Using the word "sehr" as the filter, copy each matching line from the records.

Start of Block

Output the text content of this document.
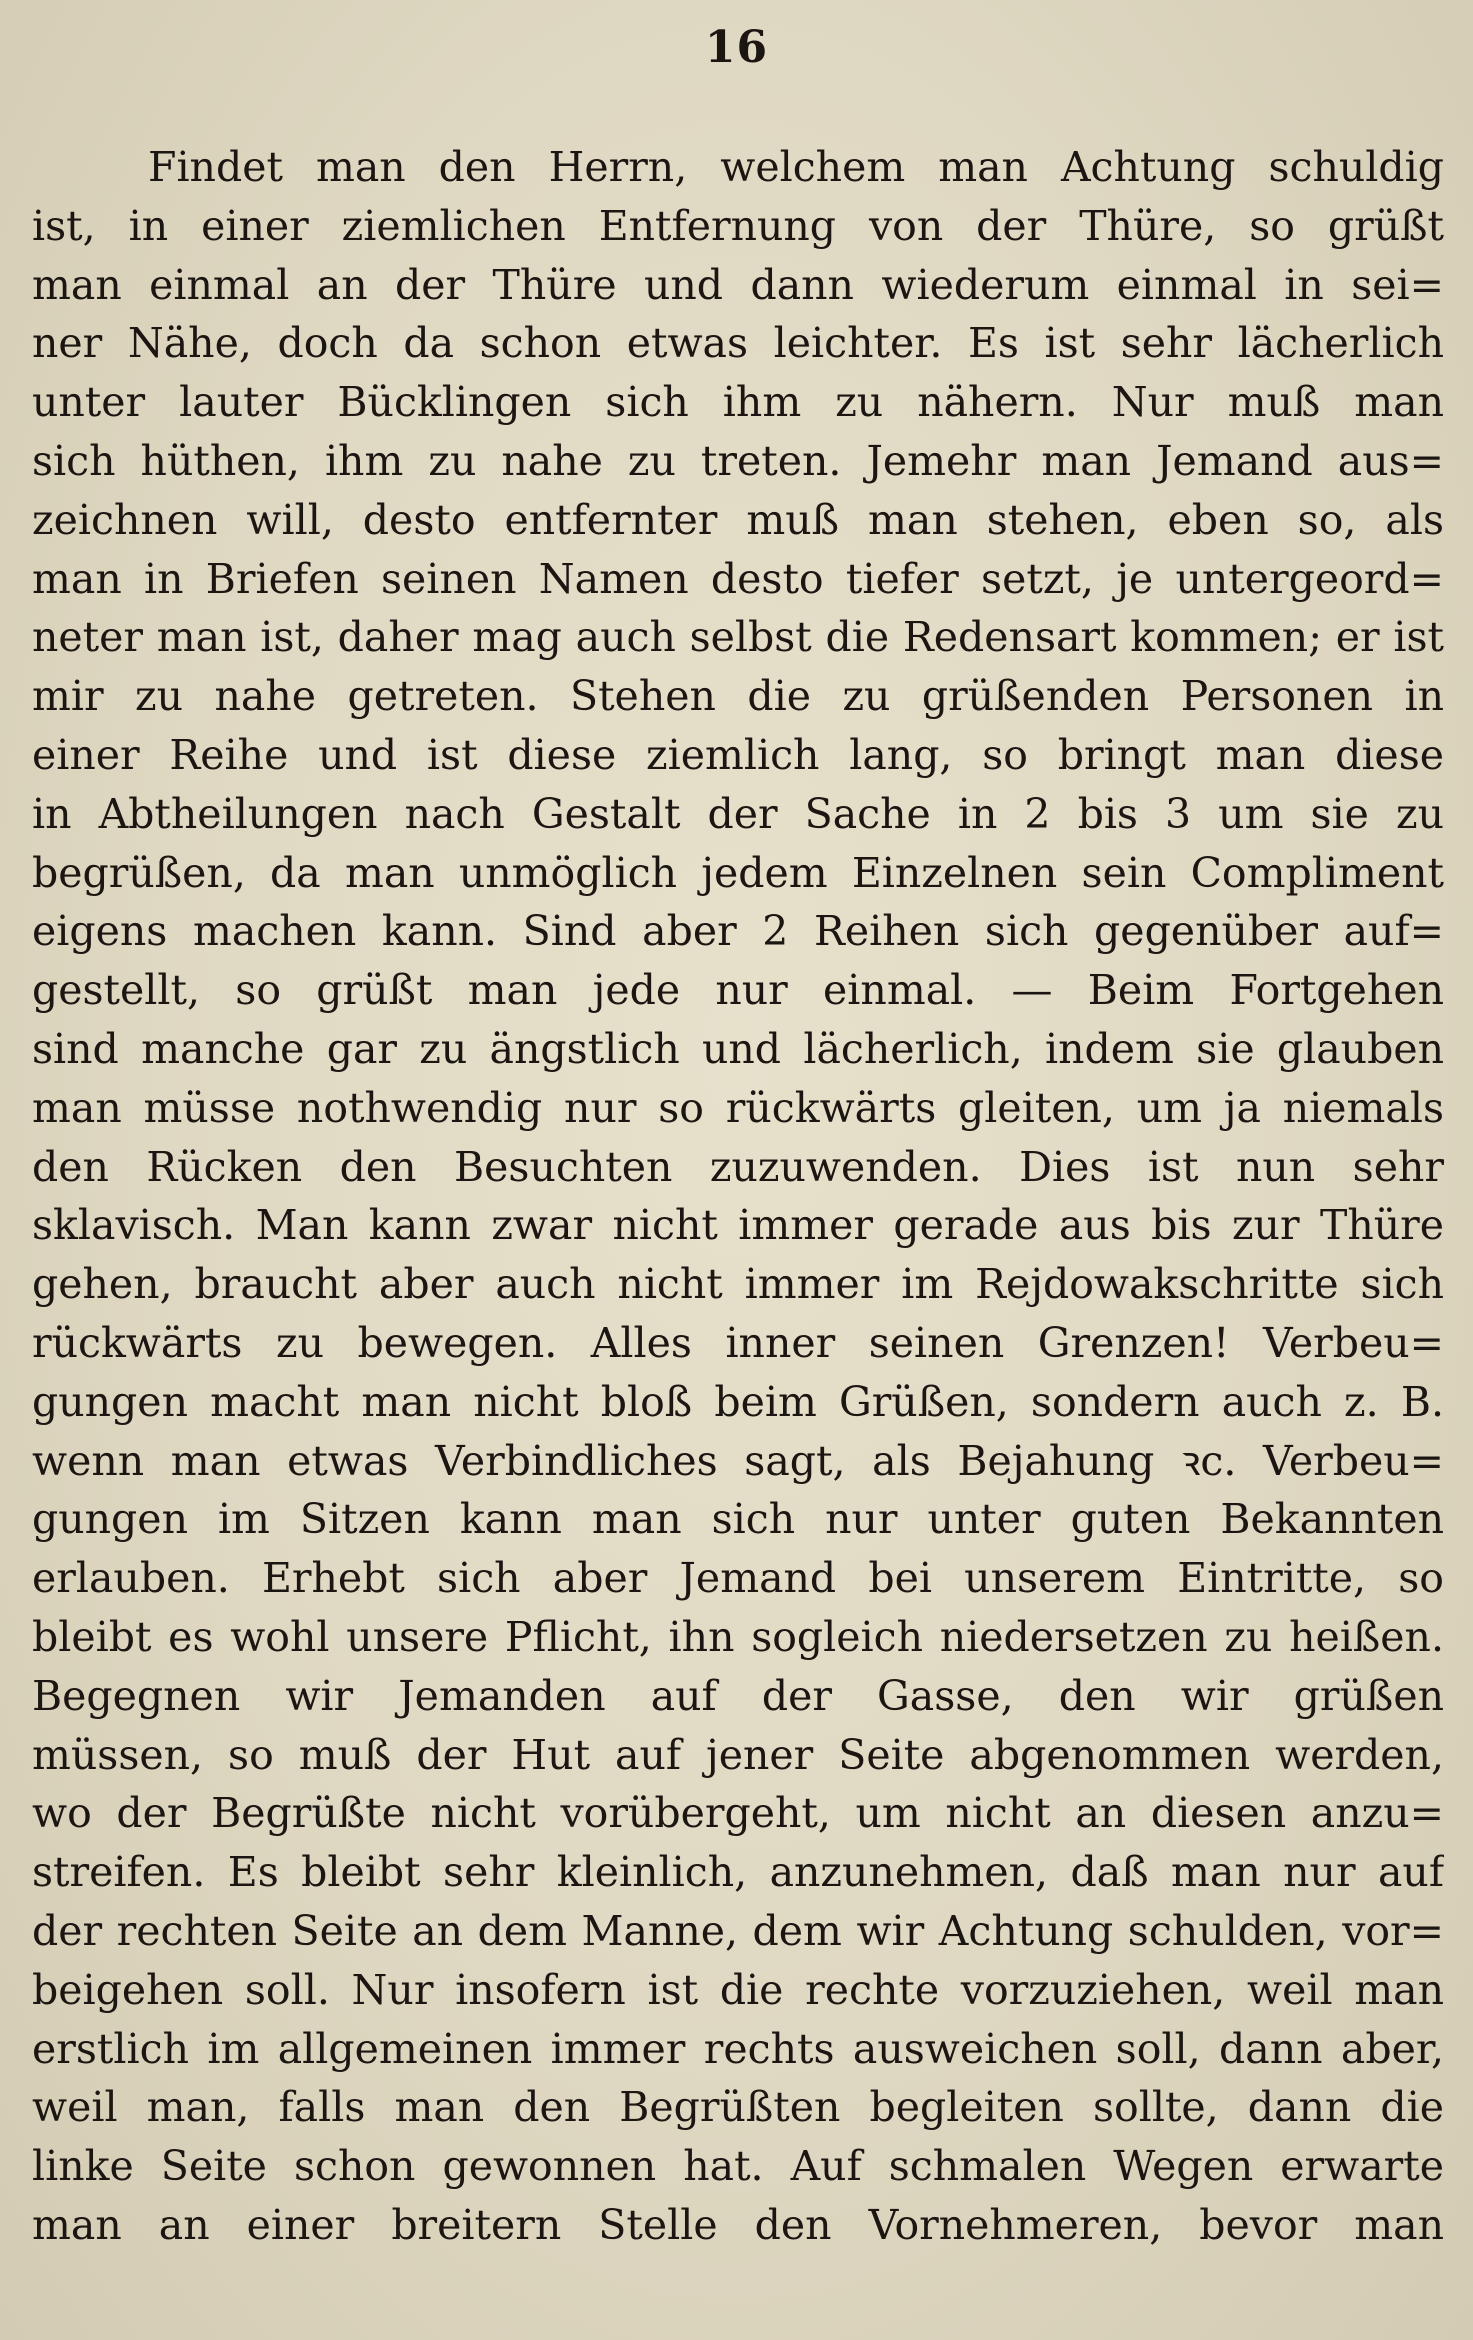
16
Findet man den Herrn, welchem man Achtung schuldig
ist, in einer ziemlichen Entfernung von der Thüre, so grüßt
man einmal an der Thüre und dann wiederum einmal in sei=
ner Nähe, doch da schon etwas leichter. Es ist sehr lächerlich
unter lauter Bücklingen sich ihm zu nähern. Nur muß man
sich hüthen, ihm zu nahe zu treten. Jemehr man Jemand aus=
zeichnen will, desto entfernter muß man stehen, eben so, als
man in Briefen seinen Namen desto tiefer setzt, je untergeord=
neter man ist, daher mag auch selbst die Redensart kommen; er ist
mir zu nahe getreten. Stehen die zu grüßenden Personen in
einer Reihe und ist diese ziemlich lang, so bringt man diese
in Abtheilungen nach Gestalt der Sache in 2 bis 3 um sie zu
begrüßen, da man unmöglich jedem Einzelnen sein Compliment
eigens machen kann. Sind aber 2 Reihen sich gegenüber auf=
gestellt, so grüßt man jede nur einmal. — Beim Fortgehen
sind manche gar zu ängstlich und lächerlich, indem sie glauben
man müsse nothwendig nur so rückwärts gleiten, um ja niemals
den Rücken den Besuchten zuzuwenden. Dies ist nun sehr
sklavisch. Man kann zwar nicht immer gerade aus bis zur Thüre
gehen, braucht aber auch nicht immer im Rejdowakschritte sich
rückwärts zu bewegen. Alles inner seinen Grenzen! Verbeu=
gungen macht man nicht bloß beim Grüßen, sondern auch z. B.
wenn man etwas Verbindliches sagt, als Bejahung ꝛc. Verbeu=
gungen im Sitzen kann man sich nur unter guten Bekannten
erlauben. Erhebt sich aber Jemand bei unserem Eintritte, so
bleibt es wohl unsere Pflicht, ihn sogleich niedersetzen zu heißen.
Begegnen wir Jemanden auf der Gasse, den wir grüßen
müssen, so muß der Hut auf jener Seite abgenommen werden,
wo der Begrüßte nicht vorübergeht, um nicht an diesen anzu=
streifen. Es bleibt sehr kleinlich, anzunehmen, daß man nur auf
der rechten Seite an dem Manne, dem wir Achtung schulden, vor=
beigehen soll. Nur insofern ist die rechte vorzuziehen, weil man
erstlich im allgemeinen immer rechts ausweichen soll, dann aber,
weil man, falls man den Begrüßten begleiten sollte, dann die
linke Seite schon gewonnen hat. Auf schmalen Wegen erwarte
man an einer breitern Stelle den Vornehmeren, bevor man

End of Block

* **Problem solution**:
ner Nähe, doch da schon etwas leichter. Es ist sehr lächerlich
den Rücken den Besuchten zuzuwenden. Dies ist nun sehr
streifen. Es bleibt sehr kleinlich, anzunehmen, daß man nur auf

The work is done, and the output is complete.